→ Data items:
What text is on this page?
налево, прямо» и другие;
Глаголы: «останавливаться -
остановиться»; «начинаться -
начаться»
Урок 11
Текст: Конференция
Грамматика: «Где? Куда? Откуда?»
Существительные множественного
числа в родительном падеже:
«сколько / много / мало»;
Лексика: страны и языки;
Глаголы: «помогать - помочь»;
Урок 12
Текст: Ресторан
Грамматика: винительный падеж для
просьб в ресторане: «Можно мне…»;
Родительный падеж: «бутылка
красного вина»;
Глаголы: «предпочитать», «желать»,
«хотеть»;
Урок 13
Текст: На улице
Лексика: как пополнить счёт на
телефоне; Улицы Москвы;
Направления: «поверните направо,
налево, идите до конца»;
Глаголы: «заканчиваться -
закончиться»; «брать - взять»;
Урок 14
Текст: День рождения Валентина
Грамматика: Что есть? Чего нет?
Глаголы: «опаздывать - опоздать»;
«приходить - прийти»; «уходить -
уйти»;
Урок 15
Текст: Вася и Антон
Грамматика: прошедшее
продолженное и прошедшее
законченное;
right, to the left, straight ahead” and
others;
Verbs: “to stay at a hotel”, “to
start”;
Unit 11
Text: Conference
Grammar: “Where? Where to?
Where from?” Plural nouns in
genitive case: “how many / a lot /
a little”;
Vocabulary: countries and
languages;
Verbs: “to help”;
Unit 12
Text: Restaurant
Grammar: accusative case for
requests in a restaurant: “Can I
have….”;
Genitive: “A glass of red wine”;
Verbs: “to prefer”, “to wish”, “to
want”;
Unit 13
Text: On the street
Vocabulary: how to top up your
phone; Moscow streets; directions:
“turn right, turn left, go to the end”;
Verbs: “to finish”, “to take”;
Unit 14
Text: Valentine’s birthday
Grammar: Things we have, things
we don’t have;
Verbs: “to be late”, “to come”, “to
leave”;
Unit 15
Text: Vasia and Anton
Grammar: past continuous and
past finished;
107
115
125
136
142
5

→ Task requirements: Reproduce the entire listing word for word.

→ Correct result:
What text is on this page?
налево, прямо» и другие;
Глаголы: «останавливаться -
остановиться»; «начинаться -
начаться»
Урок 11
Текст: Конференция
Грамматика: «Где? Куда? Откуда?»
Существительные множественного
числа в родительном падеже:
«сколько / много / мало»;
Лексика: страны и языки;
Глаголы: «помогать - помочь»;
Урок 12
Текст: Ресторан
Грамматика: винительный падеж для
просьб в ресторане: «Можно мне…»;
Родительный падеж: «бутылка
красного вина»;
Глаголы: «предпочитать», «желать»,
«хотеть»;
Урок 13
Текст: На улице
Лексика: как пополнить счёт на
телефоне; Улицы Москвы;
Направления: «поверните направо,
налево, идите до конца»;
Глаголы: «заканчиваться -
закончиться»; «брать - взять»;
Урок 14
Текст: День рождения Валентина
Грамматика: Что есть? Чего нет?
Глаголы: «опаздывать - опоздать»;
«приходить - прийти»; «уходить -
уйти»;
Урок 15
Текст: Вася и Антон
Грамматика: прошедшее
продолженное и прошедшее
законченное;
right, to the left, straight ahead” and
others;
Verbs: “to stay at a hotel”, “to
start”;
Unit 11
Text: Conference
Grammar: “Where? Where to?
Where from?” Plural nouns in
genitive case: “how many / a lot /
a little”;
Vocabulary: countries and
languages;
Verbs: “to help”;
Unit 12
Text: Restaurant
Grammar: accusative case for
requests in a restaurant: “Can I
have….”;
Genitive: “A glass of red wine”;
Verbs: “to prefer”, “to wish”, “to
want”;
Unit 13
Text: On the street
Vocabulary: how to top up your
phone; Moscow streets; directions:
“turn right, turn left, go to the end”;
Verbs: “to finish”, “to take”;
Unit 14
Text: Valentine’s birthday
Grammar: Things we have, things
we don’t have;
Verbs: “to be late”, “to come”, “to
leave”;
Unit 15
Text: Vasia and Anton
Grammar: past continuous and
past finished;
107
115
125
136
142
5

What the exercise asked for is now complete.